Chart and figure data
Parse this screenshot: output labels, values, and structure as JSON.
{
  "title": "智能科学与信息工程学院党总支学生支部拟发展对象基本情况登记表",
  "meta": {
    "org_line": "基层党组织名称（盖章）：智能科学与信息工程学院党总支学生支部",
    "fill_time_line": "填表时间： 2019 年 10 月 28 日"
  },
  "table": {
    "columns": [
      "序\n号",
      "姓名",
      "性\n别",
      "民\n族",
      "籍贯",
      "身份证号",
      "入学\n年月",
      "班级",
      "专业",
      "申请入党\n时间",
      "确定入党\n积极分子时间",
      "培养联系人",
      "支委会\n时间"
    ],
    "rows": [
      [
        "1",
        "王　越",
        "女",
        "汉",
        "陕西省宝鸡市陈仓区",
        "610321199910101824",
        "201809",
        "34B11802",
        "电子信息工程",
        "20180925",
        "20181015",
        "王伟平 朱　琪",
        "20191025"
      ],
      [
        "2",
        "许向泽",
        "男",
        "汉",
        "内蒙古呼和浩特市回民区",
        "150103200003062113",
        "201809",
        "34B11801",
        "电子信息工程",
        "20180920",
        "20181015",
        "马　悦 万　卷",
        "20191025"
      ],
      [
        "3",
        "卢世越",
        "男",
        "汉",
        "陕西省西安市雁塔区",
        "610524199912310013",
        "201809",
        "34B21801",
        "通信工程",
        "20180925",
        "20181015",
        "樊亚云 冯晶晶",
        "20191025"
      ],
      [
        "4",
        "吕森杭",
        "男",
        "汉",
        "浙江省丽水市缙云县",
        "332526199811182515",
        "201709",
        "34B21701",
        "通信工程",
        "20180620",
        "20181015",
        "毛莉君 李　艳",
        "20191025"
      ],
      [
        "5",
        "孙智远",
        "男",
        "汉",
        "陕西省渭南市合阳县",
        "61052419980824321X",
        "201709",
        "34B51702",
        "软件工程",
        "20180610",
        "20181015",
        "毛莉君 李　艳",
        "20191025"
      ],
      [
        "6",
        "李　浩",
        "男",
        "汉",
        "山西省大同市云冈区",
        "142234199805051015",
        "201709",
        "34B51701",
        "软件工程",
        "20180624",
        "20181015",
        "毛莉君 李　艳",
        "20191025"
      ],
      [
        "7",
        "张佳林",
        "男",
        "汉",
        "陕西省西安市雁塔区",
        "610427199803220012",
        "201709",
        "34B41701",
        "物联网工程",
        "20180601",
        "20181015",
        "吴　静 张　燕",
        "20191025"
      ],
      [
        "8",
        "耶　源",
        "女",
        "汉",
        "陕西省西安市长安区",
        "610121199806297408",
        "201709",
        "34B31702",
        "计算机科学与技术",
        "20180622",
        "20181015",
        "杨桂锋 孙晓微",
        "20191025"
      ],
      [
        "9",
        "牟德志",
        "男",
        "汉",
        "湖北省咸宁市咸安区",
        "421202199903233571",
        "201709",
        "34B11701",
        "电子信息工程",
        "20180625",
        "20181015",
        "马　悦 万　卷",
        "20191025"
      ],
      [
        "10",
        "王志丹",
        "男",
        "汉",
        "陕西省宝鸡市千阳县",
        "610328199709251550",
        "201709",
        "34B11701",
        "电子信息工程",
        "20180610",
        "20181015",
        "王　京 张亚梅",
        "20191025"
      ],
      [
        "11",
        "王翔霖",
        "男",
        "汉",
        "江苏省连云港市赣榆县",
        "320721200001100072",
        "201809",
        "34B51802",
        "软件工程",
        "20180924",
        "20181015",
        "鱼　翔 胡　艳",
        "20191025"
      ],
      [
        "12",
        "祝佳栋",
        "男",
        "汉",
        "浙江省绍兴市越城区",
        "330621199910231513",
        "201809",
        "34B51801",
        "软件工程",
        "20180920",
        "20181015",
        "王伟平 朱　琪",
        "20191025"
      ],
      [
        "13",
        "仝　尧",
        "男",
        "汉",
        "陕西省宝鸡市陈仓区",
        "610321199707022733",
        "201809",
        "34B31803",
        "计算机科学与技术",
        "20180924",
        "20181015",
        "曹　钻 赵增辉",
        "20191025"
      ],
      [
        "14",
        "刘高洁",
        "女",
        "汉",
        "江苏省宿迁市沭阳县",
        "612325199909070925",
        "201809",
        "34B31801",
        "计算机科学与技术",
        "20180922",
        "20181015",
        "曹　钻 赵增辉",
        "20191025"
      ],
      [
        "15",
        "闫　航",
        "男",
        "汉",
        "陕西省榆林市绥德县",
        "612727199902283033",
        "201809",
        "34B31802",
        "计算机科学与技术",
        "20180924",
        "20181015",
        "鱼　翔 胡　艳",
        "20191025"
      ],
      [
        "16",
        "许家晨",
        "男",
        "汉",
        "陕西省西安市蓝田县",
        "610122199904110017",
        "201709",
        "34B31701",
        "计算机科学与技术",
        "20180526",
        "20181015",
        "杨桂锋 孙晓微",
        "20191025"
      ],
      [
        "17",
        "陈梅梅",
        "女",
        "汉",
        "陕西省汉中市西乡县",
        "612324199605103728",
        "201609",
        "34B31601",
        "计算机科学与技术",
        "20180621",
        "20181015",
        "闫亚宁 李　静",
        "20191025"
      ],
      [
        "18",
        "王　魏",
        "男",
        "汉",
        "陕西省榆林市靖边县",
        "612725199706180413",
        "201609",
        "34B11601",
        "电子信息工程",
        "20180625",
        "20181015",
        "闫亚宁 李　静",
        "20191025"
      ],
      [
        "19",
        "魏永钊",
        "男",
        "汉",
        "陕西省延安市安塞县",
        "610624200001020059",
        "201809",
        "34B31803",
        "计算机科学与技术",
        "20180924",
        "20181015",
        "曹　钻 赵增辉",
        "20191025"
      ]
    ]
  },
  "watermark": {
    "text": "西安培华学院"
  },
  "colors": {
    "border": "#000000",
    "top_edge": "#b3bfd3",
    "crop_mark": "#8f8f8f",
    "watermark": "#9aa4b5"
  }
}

**Challenge:**
Output the whole listing above again, word for word.

**Reply to the exercise:**
Parse this screenshot: output labels, values, and structure as JSON.
{
  "title": "智能科学与信息工程学院党总支学生支部拟发展对象基本情况登记表",
  "meta": {
    "org_line": "基层党组织名称（盖章）：智能科学与信息工程学院党总支学生支部",
    "fill_time_line": "填表时间： 2019 年 10 月 28 日"
  },
  "table": {
    "columns": [
      "序\n号",
      "姓名",
      "性\n别",
      "民\n族",
      "籍贯",
      "身份证号",
      "入学\n年月",
      "班级",
      "专业",
      "申请入党\n时间",
      "确定入党\n积极分子时间",
      "培养联系人",
      "支委会\n时间"
    ],
    "rows": [
      [
        "1",
        "王　越",
        "女",
        "汉",
        "陕西省宝鸡市陈仓区",
        "610321199910101824",
        "201809",
        "34B11802",
        "电子信息工程",
        "20180925",
        "20181015",
        "王伟平 朱　琪",
        "20191025"
      ],
      [
        "2",
        "许向泽",
        "男",
        "汉",
        "内蒙古呼和浩特市回民区",
        "150103200003062113",
        "201809",
        "34B11801",
        "电子信息工程",
        "20180920",
        "20181015",
        "马　悦 万　卷",
        "20191025"
      ],
      [
        "3",
        "卢世越",
        "男",
        "汉",
        "陕西省西安市雁塔区",
        "610524199912310013",
        "201809",
        "34B21801",
        "通信工程",
        "20180925",
        "20181015",
        "樊亚云 冯晶晶",
        "20191025"
      ],
      [
        "4",
        "吕森杭",
        "男",
        "汉",
        "浙江省丽水市缙云县",
        "332526199811182515",
        "201709",
        "34B21701",
        "通信工程",
        "20180620",
        "20181015",
        "毛莉君 李　艳",
        "20191025"
      ],
      [
        "5",
        "孙智远",
        "男",
        "汉",
        "陕西省渭南市合阳县",
        "61052419980824321X",
        "201709",
        "34B51702",
        "软件工程",
        "20180610",
        "20181015",
        "毛莉君 李　艳",
        "20191025"
      ],
      [
        "6",
        "李　浩",
        "男",
        "汉",
        "山西省大同市云冈区",
        "142234199805051015",
        "201709",
        "34B51701",
        "软件工程",
        "20180624",
        "20181015",
        "毛莉君 李　艳",
        "20191025"
      ],
      [
        "7",
        "张佳林",
        "男",
        "汉",
        "陕西省西安市雁塔区",
        "610427199803220012",
        "201709",
        "34B41701",
        "物联网工程",
        "20180601",
        "20181015",
        "吴　静 张　燕",
        "20191025"
      ],
      [
        "8",
        "耶　源",
        "女",
        "汉",
        "陕西省西安市长安区",
        "610121199806297408",
        "201709",
        "34B31702",
        "计算机科学与技术",
        "20180622",
        "20181015",
        "杨桂锋 孙晓微",
        "20191025"
      ],
      [
        "9",
        "牟德志",
        "男",
        "汉",
        "湖北省咸宁市咸安区",
        "421202199903233571",
        "201709",
        "34B11701",
        "电子信息工程",
        "20180625",
        "20181015",
        "马　悦 万　卷",
        "20191025"
      ],
      [
        "10",
        "王志丹",
        "男",
        "汉",
        "陕西省宝鸡市千阳县",
        "610328199709251550",
        "201709",
        "34B11701",
        "电子信息工程",
        "20180610",
        "20181015",
        "王　京 张亚梅",
        "20191025"
      ],
      [
        "11",
        "王翔霖",
        "男",
        "汉",
        "江苏省连云港市赣榆县",
        "320721200001100072",
        "201809",
        "34B51802",
        "软件工程",
        "20180924",
        "20181015",
        "鱼　翔 胡　艳",
        "20191025"
      ],
      [
        "12",
        "祝佳栋",
        "男",
        "汉",
        "浙江省绍兴市越城区",
        "330621199910231513",
        "201809",
        "34B51801",
        "软件工程",
        "20180920",
        "20181015",
        "王伟平 朱　琪",
        "20191025"
      ],
      [
        "13",
        "仝　尧",
        "男",
        "汉",
        "陕西省宝鸡市陈仓区",
        "610321199707022733",
        "201809",
        "34B31803",
        "计算机科学与技术",
        "20180924",
        "20181015",
        "曹　钻 赵增辉",
        "20191025"
      ],
      [
        "14",
        "刘高洁",
        "女",
        "汉",
        "江苏省宿迁市沭阳县",
        "612325199909070925",
        "201809",
        "34B31801",
        "计算机科学与技术",
        "20180922",
        "20181015",
        "曹　钻 赵增辉",
        "20191025"
      ],
      [
        "15",
        "闫　航",
        "男",
        "汉",
        "陕西省榆林市绥德县",
        "612727199902283033",
        "201809",
        "34B31802",
        "计算机科学与技术",
        "20180924",
        "20181015",
        "鱼　翔 胡　艳",
        "20191025"
      ],
      [
        "16",
        "许家晨",
        "男",
        "汉",
        "陕西省西安市蓝田县",
        "610122199904110017",
        "201709",
        "34B31701",
        "计算机科学与技术",
        "20180526",
        "20181015",
        "杨桂锋 孙晓微",
        "20191025"
      ],
      [
        "17",
        "陈梅梅",
        "女",
        "汉",
        "陕西省汉中市西乡县",
        "612324199605103728",
        "201609",
        "34B31601",
        "计算机科学与技术",
        "20180621",
        "20181015",
        "闫亚宁 李　静",
        "20191025"
      ],
      [
        "18",
        "王　魏",
        "男",
        "汉",
        "陕西省榆林市靖边县",
        "612725199706180413",
        "201609",
        "34B11601",
        "电子信息工程",
        "20180625",
        "20181015",
        "闫亚宁 李　静",
        "20191025"
      ],
      [
        "19",
        "魏永钊",
        "男",
        "汉",
        "陕西省延安市安塞县",
        "610624200001020059",
        "201809",
        "34B31803",
        "计算机科学与技术",
        "20180924",
        "20181015",
        "曹　钻 赵增辉",
        "20191025"
      ]
    ]
  },
  "watermark": {
    "text": "西安培华学院"
  },
  "colors": {
    "border": "#000000",
    "top_edge": "#b3bfd3",
    "crop_mark": "#8f8f8f",
    "watermark": "#9aa4b5"
  }
}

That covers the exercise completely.